Instructions for the task
Copy out all lines of the records in which the word "text" appears.

[Data entries]
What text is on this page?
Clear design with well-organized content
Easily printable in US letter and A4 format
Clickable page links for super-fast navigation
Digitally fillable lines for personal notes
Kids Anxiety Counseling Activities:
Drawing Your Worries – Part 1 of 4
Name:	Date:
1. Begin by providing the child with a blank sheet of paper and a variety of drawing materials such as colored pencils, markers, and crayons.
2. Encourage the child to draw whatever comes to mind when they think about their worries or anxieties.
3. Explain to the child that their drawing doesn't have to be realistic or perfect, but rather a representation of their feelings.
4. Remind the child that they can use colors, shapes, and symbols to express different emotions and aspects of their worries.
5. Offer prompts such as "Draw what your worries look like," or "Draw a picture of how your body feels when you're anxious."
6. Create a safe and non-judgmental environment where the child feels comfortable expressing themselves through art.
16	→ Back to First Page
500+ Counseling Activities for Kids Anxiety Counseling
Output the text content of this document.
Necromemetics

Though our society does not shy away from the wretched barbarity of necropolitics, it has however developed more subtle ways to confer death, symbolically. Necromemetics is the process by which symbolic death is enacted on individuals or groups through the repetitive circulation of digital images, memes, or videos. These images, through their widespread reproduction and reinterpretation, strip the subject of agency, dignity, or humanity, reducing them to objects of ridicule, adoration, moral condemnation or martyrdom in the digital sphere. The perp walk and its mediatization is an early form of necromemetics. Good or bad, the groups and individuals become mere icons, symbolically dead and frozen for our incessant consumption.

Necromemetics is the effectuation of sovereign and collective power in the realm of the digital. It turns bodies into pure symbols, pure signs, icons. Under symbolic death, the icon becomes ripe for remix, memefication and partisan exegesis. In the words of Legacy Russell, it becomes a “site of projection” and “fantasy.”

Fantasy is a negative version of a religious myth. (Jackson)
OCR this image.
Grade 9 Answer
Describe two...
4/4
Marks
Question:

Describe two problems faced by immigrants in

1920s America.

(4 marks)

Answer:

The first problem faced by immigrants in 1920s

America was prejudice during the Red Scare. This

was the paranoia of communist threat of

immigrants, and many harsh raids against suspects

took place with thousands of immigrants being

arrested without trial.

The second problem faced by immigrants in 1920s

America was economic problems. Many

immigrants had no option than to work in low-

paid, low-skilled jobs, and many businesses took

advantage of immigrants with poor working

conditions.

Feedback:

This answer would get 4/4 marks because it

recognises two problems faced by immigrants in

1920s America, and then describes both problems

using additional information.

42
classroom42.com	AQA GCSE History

Exercise result
What text is on this page?
Output the text content of this document.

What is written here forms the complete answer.